- _EXERCISE AIM_: Repeat the records below exactly.

- _INFORMATION SHOWN_:
——————
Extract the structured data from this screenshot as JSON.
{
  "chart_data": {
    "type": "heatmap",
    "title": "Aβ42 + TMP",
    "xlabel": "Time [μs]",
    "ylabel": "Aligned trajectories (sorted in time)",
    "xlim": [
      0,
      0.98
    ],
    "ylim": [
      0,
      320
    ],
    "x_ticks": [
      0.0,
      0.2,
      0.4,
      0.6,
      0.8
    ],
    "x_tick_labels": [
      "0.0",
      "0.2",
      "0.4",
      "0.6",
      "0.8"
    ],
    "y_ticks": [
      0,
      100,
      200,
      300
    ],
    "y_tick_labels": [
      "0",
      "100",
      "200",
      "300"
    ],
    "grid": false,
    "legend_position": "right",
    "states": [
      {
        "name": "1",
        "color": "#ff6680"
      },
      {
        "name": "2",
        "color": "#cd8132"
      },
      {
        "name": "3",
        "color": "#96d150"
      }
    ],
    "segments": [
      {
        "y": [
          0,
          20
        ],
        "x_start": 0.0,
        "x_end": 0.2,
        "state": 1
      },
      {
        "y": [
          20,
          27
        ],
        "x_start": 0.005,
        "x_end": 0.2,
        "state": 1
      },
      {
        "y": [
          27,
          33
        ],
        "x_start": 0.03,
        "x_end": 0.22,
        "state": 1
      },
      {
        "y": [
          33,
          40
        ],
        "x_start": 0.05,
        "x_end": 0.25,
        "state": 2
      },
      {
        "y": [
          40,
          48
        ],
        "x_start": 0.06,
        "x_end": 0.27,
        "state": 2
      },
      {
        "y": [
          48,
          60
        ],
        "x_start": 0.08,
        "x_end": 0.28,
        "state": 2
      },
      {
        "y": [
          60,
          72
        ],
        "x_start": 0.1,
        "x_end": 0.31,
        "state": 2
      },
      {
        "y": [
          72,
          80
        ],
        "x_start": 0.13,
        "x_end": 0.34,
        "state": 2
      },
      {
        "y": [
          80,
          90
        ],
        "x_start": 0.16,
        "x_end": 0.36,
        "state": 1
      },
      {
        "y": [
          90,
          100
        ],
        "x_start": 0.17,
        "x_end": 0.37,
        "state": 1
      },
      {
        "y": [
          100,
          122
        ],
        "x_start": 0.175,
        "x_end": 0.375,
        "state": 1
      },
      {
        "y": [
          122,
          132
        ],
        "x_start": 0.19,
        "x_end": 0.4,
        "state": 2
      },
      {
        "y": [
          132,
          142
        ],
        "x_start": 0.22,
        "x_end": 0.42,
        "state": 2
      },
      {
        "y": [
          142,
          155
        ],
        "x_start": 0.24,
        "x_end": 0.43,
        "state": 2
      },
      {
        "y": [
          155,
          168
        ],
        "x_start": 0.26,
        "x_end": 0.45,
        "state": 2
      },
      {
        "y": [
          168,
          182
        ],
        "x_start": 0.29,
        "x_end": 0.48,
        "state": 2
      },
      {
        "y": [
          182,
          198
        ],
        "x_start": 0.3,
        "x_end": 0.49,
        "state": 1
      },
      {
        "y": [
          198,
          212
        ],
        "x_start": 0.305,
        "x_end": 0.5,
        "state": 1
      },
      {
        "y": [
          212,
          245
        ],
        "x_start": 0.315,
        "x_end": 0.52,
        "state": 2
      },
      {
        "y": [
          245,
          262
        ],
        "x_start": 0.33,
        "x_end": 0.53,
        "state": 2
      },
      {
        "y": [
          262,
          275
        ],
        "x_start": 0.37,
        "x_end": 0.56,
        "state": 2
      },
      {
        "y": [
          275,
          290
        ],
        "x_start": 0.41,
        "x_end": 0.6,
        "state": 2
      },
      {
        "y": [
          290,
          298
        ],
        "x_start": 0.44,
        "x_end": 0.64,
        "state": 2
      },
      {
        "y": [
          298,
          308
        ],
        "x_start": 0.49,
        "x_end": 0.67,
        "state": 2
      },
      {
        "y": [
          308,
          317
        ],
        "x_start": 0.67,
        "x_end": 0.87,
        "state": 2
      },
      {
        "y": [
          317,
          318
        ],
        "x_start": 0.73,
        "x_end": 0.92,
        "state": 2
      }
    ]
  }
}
——————
- _ANSWER TO THE TASK_:
Extract the structured data from this screenshot as JSON.
{
  "chart_data": {
    "type": "heatmap",
    "title": "Aβ42 + TMP",
    "xlabel": "Time [μs]",
    "ylabel": "Aligned trajectories (sorted in time)",
    "xlim": [
      0,
      0.98
    ],
    "ylim": [
      0,
      320
    ],
    "x_ticks": [
      0.0,
      0.2,
      0.4,
      0.6,
      0.8
    ],
    "x_tick_labels": [
      "0.0",
      "0.2",
      "0.4",
      "0.6",
      "0.8"
    ],
    "y_ticks": [
      0,
      100,
      200,
      300
    ],
    "y_tick_labels": [
      "0",
      "100",
      "200",
      "300"
    ],
    "grid": false,
    "legend_position": "right",
    "states": [
      {
        "name": "1",
        "color": "#ff6680"
      },
      {
        "name": "2",
        "color": "#cd8132"
      },
      {
        "name": "3",
        "color": "#96d150"
      }
    ],
    "segments": [
      {
        "y": [
          0,
          20
        ],
        "x_start": 0.0,
        "x_end": 0.2,
        "state": 1
      },
      {
        "y": [
          20,
          27
        ],
        "x_start": 0.005,
        "x_end": 0.2,
        "state": 1
      },
      {
        "y": [
          27,
          33
        ],
        "x_start": 0.03,
        "x_end": 0.22,
        "state": 1
      },
      {
        "y": [
          33,
          40
        ],
        "x_start": 0.05,
        "x_end": 0.25,
        "state": 2
      },
      {
        "y": [
          40,
          48
        ],
        "x_start": 0.06,
        "x_end": 0.27,
        "state": 2
      },
      {
        "y": [
          48,
          60
        ],
        "x_start": 0.08,
        "x_end": 0.28,
        "state": 2
      },
      {
        "y": [
          60,
          72
        ],
        "x_start": 0.1,
        "x_end": 0.31,
        "state": 2
      },
      {
        "y": [
          72,
          80
        ],
        "x_start": 0.13,
        "x_end": 0.34,
        "state": 2
      },
      {
        "y": [
          80,
          90
        ],
        "x_start": 0.16,
        "x_end": 0.36,
        "state": 1
      },
      {
        "y": [
          90,
          100
        ],
        "x_start": 0.17,
        "x_end": 0.37,
        "state": 1
      },
      {
        "y": [
          100,
          122
        ],
        "x_start": 0.175,
        "x_end": 0.375,
        "state": 1
      },
      {
        "y": [
          122,
          132
        ],
        "x_start": 0.19,
        "x_end": 0.4,
        "state": 2
      },
      {
        "y": [
          132,
          142
        ],
        "x_start": 0.22,
        "x_end": 0.42,
        "state": 2
      },
      {
        "y": [
          142,
          155
        ],
        "x_start": 0.24,
        "x_end": 0.43,
        "state": 2
      },
      {
        "y": [
          155,
          168
        ],
        "x_start": 0.26,
        "x_end": 0.45,
        "state": 2
      },
      {
        "y": [
          168,
          182
        ],
        "x_start": 0.29,
        "x_end": 0.48,
        "state": 2
      },
      {
        "y": [
          182,
          198
        ],
        "x_start": 0.3,
        "x_end": 0.49,
        "state": 1
      },
      {
        "y": [
          198,
          212
        ],
        "x_start": 0.305,
        "x_end": 0.5,
        "state": 1
      },
      {
        "y": [
          212,
          245
        ],
        "x_start": 0.315,
        "x_end": 0.52,
        "state": 2
      },
      {
        "y": [
          245,
          262
        ],
        "x_start": 0.33,
        "x_end": 0.53,
        "state": 2
      },
      {
        "y": [
          262,
          275
        ],
        "x_start": 0.37,
        "x_end": 0.56,
        "state": 2
      },
      {
        "y": [
          275,
          290
        ],
        "x_start": 0.41,
        "x_end": 0.6,
        "state": 2
      },
      {
        "y": [
          290,
          298
        ],
        "x_start": 0.44,
        "x_end": 0.64,
        "state": 2
      },
      {
        "y": [
          298,
          308
        ],
        "x_start": 0.49,
        "x_end": 0.67,
        "state": 2
      },
      {
        "y": [
          308,
          317
        ],
        "x_start": 0.67,
        "x_end": 0.87,
        "state": 2
      },
      {
        "y": [
          317,
          318
        ],
        "x_start": 0.73,
        "x_end": 0.92,
        "state": 2
      }
    ]
  }
}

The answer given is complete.